◆ **Exercise instructions**:
Using the data below, copy every line that contains the word "画像やテキスト資料を読み取り".

◆ **Records supplied**:

____

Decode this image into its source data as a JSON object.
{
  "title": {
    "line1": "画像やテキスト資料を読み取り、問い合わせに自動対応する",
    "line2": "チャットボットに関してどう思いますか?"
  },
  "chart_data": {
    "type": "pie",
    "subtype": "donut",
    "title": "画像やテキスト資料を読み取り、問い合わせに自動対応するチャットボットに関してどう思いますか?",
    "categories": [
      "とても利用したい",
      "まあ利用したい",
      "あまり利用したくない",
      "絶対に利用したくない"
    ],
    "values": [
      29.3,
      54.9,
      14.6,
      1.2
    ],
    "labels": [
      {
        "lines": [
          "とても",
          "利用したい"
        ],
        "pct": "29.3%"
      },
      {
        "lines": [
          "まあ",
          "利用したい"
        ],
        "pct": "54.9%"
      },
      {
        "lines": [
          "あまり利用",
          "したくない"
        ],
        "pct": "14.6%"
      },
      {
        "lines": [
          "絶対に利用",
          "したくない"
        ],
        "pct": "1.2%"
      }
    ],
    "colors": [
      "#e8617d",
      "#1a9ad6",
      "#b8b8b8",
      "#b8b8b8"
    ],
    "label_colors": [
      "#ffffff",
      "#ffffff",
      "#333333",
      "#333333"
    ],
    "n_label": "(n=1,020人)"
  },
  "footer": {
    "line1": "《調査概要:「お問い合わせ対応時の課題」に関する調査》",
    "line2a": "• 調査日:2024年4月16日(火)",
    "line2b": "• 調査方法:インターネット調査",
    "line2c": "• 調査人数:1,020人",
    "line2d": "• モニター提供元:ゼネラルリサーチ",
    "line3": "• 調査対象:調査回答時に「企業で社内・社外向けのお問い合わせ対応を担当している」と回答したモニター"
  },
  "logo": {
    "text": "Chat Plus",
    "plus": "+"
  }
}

____

◆ **Written answer**:
    "line1": "画像やテキスト資料を読み取り、問い合わせに自動対応する",
    "title": "画像やテキスト資料を読み取り、問い合わせに自動対応するチャットボットに関してどう思いますか?",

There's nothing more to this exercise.